Records from a collection of figures
§

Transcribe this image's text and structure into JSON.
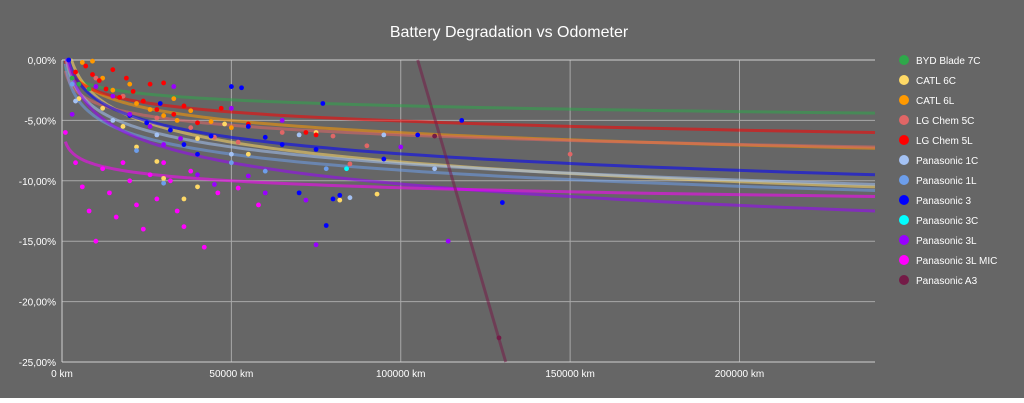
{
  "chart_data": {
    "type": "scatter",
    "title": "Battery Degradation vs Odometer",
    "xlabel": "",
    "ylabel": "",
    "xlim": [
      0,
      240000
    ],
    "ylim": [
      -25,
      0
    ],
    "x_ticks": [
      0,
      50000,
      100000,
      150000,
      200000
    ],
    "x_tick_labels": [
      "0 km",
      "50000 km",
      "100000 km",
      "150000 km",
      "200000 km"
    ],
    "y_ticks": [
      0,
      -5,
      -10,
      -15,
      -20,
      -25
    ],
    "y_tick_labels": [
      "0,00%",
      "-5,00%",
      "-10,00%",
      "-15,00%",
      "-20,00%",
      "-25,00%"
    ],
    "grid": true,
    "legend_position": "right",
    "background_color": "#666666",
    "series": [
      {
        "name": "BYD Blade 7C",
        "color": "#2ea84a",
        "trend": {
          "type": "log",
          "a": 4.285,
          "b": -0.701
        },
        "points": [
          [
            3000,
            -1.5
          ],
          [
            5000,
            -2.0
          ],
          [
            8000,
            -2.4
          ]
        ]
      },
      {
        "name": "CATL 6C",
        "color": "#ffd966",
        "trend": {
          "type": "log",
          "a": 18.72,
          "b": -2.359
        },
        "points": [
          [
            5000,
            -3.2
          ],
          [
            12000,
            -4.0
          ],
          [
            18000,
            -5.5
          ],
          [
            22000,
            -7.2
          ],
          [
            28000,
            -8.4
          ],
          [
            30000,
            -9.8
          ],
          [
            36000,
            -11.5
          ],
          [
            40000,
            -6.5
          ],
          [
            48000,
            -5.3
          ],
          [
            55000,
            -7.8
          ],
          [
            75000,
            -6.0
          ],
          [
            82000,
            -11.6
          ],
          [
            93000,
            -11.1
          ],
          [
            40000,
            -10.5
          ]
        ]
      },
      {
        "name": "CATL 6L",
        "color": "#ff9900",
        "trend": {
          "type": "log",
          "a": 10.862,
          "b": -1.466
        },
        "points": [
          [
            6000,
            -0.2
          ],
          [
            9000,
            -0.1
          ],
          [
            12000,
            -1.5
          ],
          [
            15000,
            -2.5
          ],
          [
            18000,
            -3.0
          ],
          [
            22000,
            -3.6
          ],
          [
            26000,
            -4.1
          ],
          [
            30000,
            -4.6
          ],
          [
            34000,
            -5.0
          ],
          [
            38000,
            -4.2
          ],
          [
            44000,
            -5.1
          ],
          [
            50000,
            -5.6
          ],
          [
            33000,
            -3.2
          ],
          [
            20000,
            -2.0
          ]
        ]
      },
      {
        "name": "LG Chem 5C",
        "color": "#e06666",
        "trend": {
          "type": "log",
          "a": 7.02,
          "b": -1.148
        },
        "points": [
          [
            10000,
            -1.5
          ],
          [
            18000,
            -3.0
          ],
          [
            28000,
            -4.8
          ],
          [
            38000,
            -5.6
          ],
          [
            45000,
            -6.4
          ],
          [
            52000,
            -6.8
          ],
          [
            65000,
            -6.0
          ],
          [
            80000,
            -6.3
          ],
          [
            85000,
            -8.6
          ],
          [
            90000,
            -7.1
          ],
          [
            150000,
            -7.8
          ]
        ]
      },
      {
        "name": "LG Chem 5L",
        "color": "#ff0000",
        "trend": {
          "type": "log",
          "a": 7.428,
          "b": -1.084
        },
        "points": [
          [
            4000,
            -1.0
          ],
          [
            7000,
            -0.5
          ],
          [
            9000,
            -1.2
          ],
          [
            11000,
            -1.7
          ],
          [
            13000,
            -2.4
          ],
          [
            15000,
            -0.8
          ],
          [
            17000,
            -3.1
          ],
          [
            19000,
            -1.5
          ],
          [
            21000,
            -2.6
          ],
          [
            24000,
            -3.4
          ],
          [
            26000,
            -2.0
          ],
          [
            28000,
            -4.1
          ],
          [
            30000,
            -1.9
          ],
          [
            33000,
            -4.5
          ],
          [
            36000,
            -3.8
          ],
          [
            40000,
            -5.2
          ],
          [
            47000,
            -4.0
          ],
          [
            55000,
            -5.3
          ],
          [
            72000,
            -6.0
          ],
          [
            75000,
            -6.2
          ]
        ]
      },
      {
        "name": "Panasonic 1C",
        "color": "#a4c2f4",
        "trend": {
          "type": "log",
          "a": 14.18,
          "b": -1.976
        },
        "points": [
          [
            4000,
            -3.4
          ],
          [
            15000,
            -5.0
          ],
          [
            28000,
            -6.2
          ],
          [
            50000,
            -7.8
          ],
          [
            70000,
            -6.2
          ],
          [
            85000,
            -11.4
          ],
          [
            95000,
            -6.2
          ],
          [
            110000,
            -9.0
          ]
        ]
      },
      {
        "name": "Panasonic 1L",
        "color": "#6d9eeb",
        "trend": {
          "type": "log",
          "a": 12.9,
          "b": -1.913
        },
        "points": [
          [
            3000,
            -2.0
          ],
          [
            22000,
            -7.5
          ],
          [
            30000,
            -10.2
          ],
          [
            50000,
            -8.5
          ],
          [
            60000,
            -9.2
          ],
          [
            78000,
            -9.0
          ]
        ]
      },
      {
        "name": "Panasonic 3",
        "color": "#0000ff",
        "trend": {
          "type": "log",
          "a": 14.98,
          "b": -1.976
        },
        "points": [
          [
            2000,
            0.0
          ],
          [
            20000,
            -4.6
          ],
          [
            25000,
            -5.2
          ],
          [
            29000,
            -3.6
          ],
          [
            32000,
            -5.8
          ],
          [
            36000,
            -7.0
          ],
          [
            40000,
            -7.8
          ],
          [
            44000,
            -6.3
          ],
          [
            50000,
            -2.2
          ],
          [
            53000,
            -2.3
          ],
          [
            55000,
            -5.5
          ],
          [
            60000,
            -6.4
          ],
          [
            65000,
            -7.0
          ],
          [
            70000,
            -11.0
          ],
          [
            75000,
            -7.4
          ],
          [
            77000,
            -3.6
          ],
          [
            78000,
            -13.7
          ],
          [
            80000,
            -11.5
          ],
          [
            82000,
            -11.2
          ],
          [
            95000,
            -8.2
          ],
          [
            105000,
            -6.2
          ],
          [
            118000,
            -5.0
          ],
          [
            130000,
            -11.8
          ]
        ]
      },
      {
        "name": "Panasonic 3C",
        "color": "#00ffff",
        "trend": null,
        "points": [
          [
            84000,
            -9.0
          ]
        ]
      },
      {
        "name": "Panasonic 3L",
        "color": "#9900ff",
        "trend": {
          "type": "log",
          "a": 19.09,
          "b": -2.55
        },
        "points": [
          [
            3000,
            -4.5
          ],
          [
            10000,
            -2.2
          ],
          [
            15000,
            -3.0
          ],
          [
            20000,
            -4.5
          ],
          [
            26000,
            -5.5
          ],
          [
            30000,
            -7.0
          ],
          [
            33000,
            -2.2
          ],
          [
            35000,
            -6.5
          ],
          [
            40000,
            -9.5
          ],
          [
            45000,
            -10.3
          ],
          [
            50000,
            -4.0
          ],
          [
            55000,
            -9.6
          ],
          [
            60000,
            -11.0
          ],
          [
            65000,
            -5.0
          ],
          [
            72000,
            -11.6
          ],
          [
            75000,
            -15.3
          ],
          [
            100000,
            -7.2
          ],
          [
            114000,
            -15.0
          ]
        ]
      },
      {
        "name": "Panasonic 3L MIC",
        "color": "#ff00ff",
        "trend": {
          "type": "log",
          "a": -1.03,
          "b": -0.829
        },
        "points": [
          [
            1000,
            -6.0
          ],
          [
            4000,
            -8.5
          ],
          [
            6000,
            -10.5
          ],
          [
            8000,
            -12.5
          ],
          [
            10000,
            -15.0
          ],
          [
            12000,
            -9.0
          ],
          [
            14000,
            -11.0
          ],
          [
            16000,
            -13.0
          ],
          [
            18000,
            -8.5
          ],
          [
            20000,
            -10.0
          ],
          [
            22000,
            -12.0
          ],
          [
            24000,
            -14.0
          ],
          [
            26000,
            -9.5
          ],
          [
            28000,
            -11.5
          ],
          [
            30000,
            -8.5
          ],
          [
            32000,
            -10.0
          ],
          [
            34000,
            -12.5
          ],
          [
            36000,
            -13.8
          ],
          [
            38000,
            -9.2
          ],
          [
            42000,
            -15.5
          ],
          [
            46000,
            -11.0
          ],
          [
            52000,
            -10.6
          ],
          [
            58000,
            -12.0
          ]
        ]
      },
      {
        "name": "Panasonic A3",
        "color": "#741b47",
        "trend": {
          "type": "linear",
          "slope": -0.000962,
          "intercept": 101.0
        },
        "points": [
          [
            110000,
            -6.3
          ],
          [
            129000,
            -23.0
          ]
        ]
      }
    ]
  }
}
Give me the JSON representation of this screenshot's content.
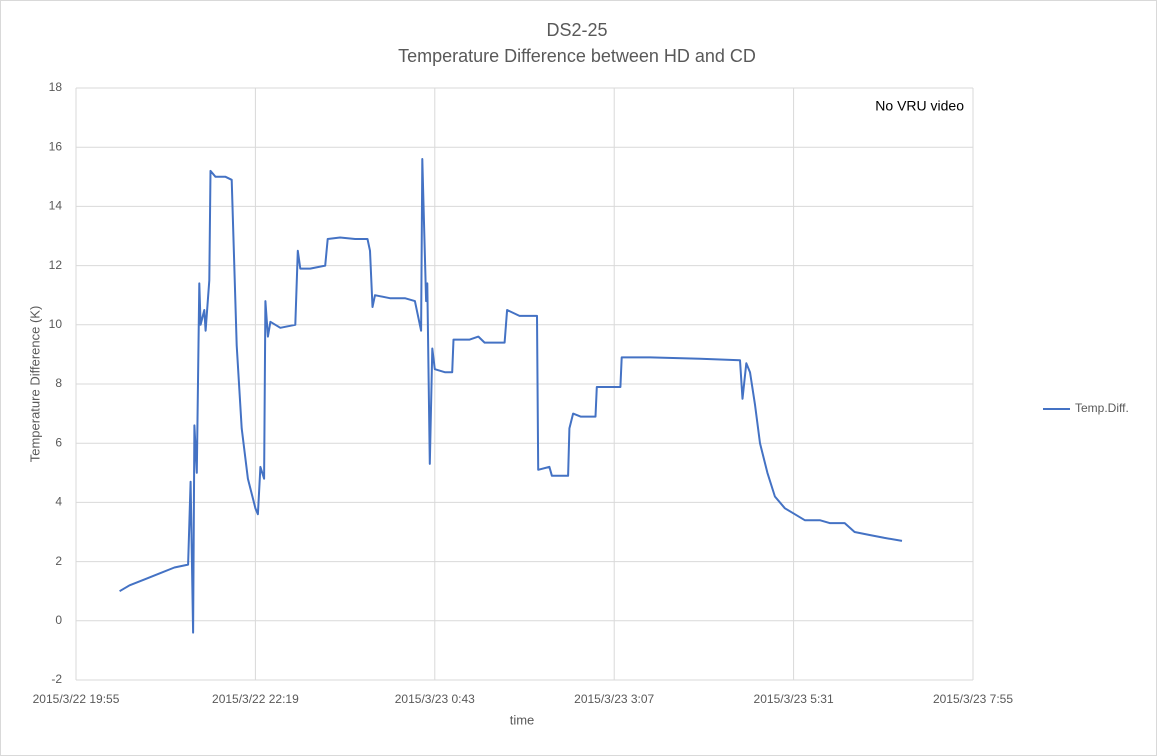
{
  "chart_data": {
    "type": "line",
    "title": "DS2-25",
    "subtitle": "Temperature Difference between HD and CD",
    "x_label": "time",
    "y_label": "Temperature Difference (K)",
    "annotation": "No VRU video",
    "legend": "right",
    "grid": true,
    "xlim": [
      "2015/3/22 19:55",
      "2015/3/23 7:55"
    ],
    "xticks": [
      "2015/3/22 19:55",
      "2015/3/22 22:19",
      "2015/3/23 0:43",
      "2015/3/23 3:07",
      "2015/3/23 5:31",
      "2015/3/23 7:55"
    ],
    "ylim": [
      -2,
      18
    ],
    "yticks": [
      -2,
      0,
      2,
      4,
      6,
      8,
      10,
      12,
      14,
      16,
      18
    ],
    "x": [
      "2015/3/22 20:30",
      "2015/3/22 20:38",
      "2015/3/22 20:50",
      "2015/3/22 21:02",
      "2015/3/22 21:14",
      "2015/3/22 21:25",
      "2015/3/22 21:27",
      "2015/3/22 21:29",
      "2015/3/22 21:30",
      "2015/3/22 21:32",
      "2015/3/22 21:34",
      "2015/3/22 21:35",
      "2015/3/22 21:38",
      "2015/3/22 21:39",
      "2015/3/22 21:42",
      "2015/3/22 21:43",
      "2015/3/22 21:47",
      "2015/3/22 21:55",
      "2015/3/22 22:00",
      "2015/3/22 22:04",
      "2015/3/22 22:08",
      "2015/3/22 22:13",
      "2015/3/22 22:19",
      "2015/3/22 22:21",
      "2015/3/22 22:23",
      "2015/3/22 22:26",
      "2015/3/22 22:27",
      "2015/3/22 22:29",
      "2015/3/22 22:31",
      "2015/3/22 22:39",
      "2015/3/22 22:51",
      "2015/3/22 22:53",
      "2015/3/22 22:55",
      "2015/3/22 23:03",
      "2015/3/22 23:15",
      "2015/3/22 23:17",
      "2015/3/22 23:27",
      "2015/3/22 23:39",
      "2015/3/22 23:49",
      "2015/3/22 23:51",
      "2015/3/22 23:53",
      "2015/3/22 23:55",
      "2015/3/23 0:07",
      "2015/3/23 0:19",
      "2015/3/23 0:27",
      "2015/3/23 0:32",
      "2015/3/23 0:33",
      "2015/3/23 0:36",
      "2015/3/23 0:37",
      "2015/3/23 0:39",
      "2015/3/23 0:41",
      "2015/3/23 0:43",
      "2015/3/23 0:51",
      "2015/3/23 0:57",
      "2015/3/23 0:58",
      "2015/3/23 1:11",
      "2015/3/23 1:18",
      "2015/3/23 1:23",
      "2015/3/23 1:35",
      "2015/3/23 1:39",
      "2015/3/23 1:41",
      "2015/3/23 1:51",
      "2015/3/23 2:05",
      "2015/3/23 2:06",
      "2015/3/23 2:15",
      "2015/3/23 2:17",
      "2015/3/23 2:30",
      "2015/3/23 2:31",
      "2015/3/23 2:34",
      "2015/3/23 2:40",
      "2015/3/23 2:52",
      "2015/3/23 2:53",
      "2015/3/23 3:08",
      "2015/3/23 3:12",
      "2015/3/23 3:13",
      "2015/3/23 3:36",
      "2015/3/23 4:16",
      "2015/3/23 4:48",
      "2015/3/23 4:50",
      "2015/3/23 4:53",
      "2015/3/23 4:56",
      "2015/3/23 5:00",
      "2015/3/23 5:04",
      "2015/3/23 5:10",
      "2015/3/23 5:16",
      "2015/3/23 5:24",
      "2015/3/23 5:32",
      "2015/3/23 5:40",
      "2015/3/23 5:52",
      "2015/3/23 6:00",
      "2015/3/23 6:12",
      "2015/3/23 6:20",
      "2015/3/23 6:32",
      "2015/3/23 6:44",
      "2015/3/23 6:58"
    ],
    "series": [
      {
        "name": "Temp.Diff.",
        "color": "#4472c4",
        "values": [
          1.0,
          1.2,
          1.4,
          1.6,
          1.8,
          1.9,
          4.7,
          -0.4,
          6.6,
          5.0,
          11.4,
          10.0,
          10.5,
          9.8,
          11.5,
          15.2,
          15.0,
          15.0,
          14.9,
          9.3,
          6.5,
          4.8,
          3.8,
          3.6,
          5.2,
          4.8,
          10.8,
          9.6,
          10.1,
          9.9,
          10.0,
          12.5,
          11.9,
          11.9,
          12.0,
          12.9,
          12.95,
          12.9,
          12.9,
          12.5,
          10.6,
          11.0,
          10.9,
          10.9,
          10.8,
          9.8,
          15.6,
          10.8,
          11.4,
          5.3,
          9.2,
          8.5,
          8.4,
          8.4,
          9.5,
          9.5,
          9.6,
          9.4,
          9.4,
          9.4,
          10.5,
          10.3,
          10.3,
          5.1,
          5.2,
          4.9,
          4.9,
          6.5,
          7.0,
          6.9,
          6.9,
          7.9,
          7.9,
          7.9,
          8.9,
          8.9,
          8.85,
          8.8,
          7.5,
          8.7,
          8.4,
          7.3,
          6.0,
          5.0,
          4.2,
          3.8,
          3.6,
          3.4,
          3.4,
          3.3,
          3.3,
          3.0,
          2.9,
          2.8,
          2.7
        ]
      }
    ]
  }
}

§

# [What is asked]
Return all lines with the word "this" in them.

# [Reply to the exercise]
Transcribe this image's text and structure into JSON.
Give me the JSON representation of this screenshot's content.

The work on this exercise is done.